(Saved data entries)

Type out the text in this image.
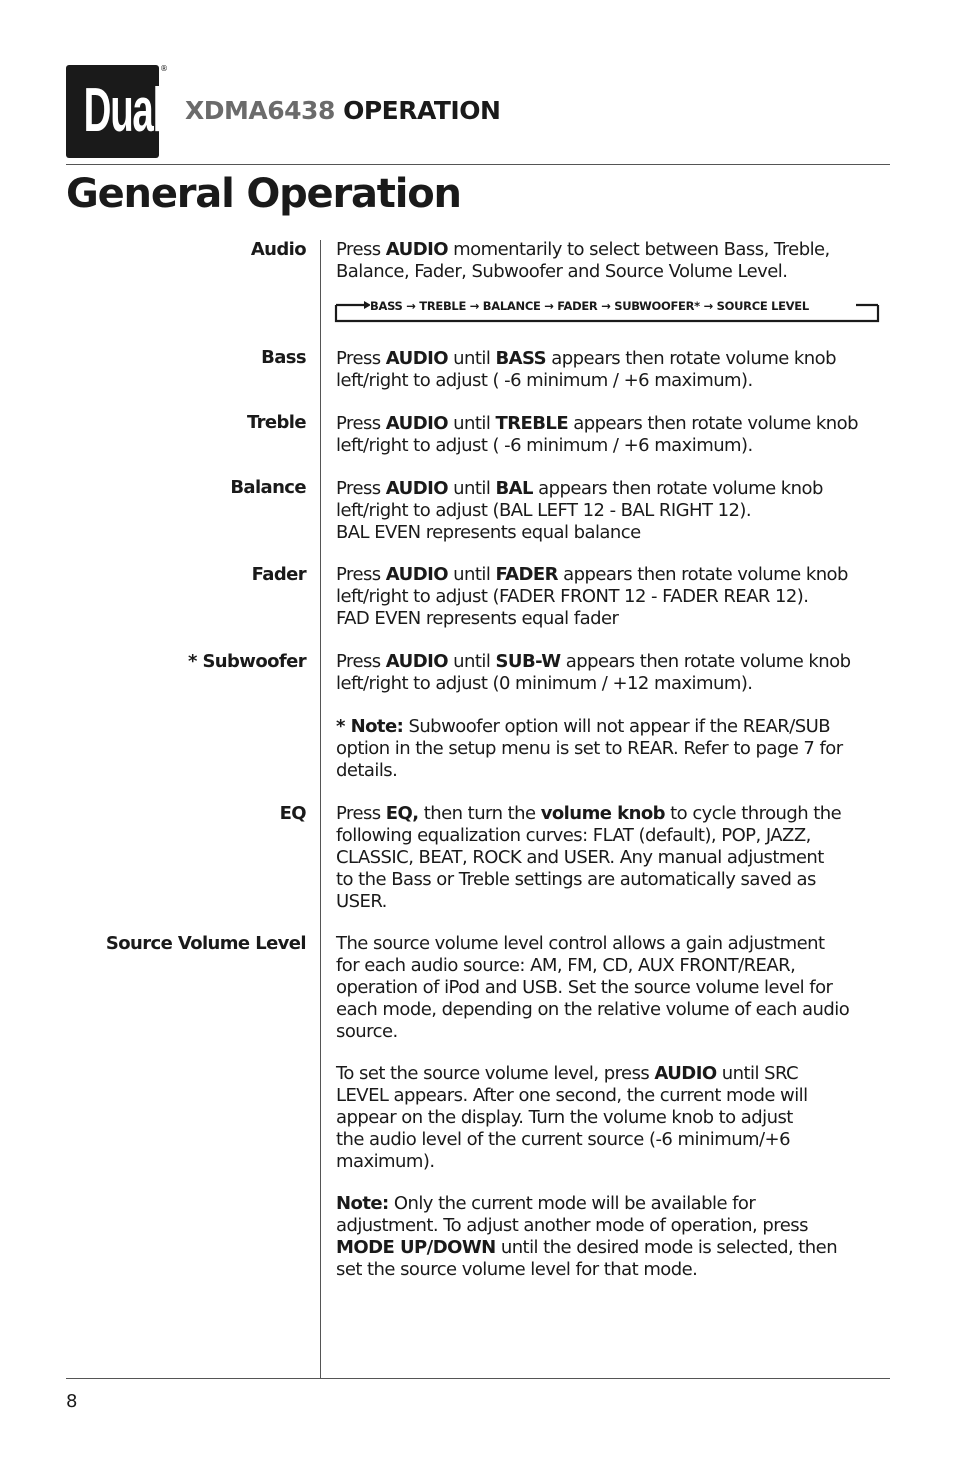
Dual
®
XDMA6438 OPERATION
General Operation
Audio Press AUDIO momentarily to select between Bass, Treble,
Balance, Fader, Subwoofer and Source Volume Level.
BASS → TREBLE → BALANCE → FADER → SUBWOOFER* → SOURCE LEVEL
Bass Press AUDIO until BASS appears then rotate volume knob
left/right to adjust ( -6 minimum / +6 maximum).
Treble Press AUDIO until TREBLE appears then rotate volume knob
left/right to adjust ( -6 minimum / +6 maximum).
Balance Press AUDIO until BAL appears then rotate volume knob
left/right to adjust (BAL LEFT 12 - BAL RIGHT 12).
BAL EVEN represents equal balance
Fader Press AUDIO until FADER appears then rotate volume knob
left/right to adjust (FADER FRONT 12 - FADER REAR 12).
FAD EVEN represents equal fader
* Subwoofer Press AUDIO until SUB-W appears then rotate volume knob
left/right to adjust (0 minimum / +12 maximum).
* Note: Subwoofer option will not appear if the REAR/SUB
option in the setup menu is set to REAR. Refer to page 7 for
details.
EQ Press EQ, then turn the volume knob to cycle through the
following equalization curves: FLAT (default), POP, JAZZ,
CLASSIC, BEAT, ROCK and USER. Any manual adjustment
to the Bass or Treble settings are automatically saved as
USER.
Source Volume Level The source volume level control allows a gain adjustment
for each audio source: AM, FM, CD, AUX FRONT/REAR,
operation of iPod and USB. Set the source volume level for
each mode, depending on the relative volume of each audio
source.
To set the source volume level, press AUDIO until SRC
LEVEL appears. After one second, the current mode will
appear on the display. Turn the volume knob to adjust
the audio level of the current source (-6 minimum/+6
maximum).
Note: Only the current mode will be available for
adjustment. To adjust another mode of operation, press
MODE UP/DOWN until the desired mode is selected, then
set the source volume level for that mode.
8
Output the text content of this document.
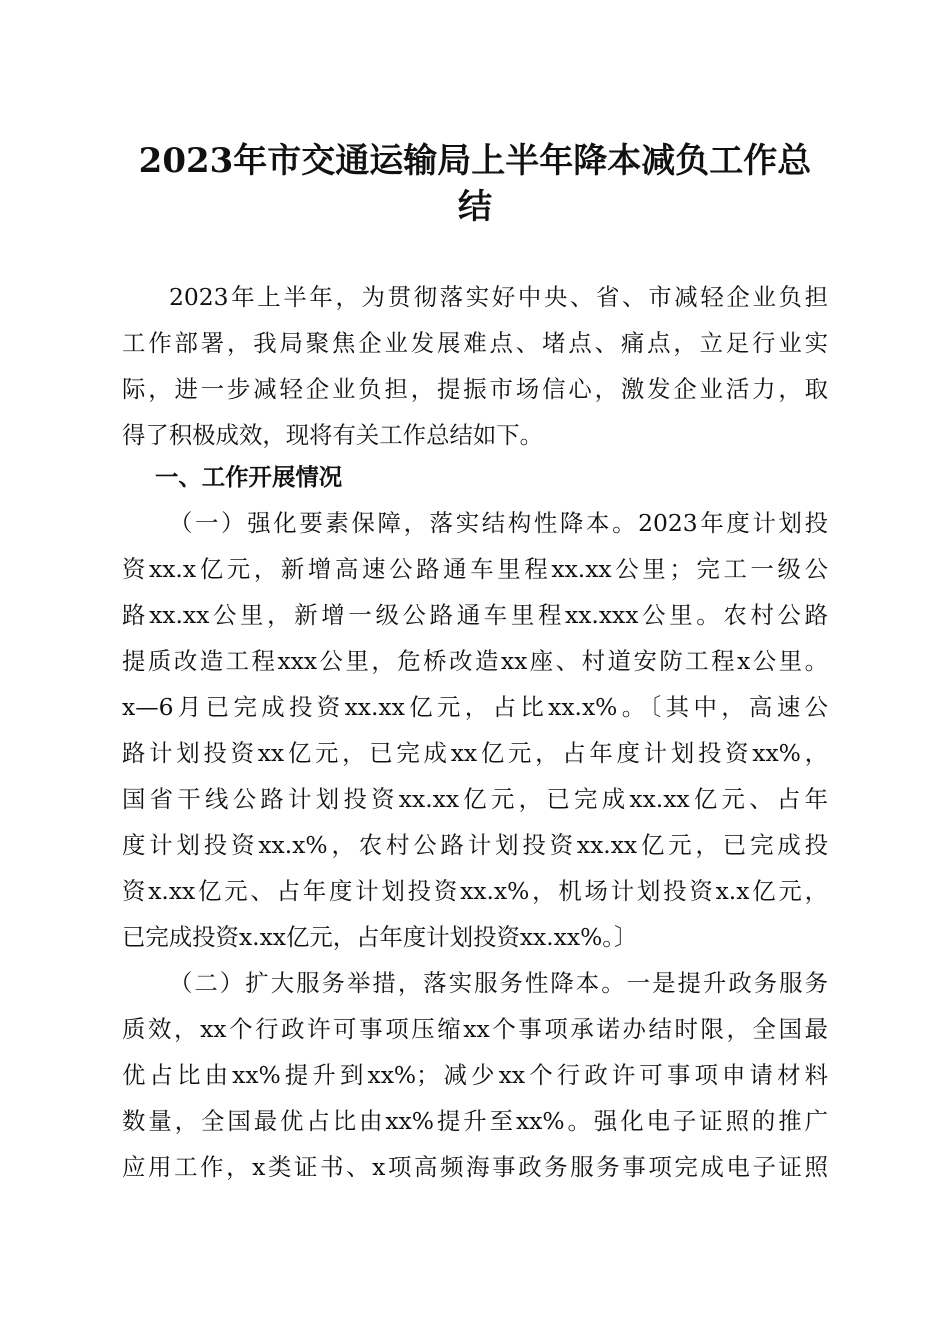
2023年市交通运输局上半年降本减负工作总
结

2023年上半年，为贯彻落实好中央、省、市减轻企业负担

工作部署，我局聚焦企业发展难点、堵点、痛点，立足行业实

际，进一步减轻企业负担，提振市场信心，激发企业活力，取

得了积极成效，现将有关工作总结如下。

一、工作开展情况

（一）强化要素保障，落实结构性降本。2023年度计划投

资xx.x亿元，新增高速公路通车里程xx.xx公里；完工一级公

路xx.xx公里，新增一级公路通车里程xx.xxx公里。农村公路

提质改造工程xxx公里，危桥改造xx座、村道安防工程x公里。

x—6月已完成投资xx.xx亿元，占比xx.x%。〔其中，高速公

路计划投资xx亿元，已完成xx亿元，占年度计划投资xx%，

国省干线公路计划投资xx.xx亿元，已完成xx.xx亿元、占年

度计划投资xx.x%，农村公路计划投资xx.xx亿元，已完成投

资x.xx亿元、占年度计划投资xx.x%，机场计划投资x.x亿元，

已完成投资x.xx亿元，占年度计划投资xx.xx%。〕

（二）扩大服务举措，落实服务性降本。一是提升政务服务

质效，xx个行政许可事项压缩xx个事项承诺办结时限，全国最

优占比由xx%提升到xx%；减少xx个行政许可事项申请材料

数量，全国最优占比由xx%提升至xx%。强化电子证照的推广

应用工作，x类证书、x项高频海事政务服务事项完成电子证照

» Your instructions
Reproduce verbatim every line starting at the line that holds "Output the text content of this document." and ending with the final line of the data; omit the pictures.

» Exercise solution
Output the text content of this document.
2023年市交通运输局上半年降本减负工作总
结

2023年上半年，为贯彻落实好中央、省、市减轻企业负担

工作部署，我局聚焦企业发展难点、堵点、痛点，立足行业实

际，进一步减轻企业负担，提振市场信心，激发企业活力，取

得了积极成效，现将有关工作总结如下。

一、工作开展情况

（一）强化要素保障，落实结构性降本。2023年度计划投

资xx.x亿元，新增高速公路通车里程xx.xx公里；完工一级公

路xx.xx公里，新增一级公路通车里程xx.xxx公里。农村公路

提质改造工程xxx公里，危桥改造xx座、村道安防工程x公里。

x—6月已完成投资xx.xx亿元，占比xx.x%。〔其中，高速公

路计划投资xx亿元，已完成xx亿元，占年度计划投资xx%，

国省干线公路计划投资xx.xx亿元，已完成xx.xx亿元、占年

度计划投资xx.x%，农村公路计划投资xx.xx亿元，已完成投

资x.xx亿元、占年度计划投资xx.x%，机场计划投资x.x亿元，

已完成投资x.xx亿元，占年度计划投资xx.xx%。〕

（二）扩大服务举措，落实服务性降本。一是提升政务服务

质效，xx个行政许可事项压缩xx个事项承诺办结时限，全国最

优占比由xx%提升到xx%；减少xx个行政许可事项申请材料

数量，全国最优占比由xx%提升至xx%。强化电子证照的推广

应用工作，x类证书、x项高频海事政务服务事项完成电子证照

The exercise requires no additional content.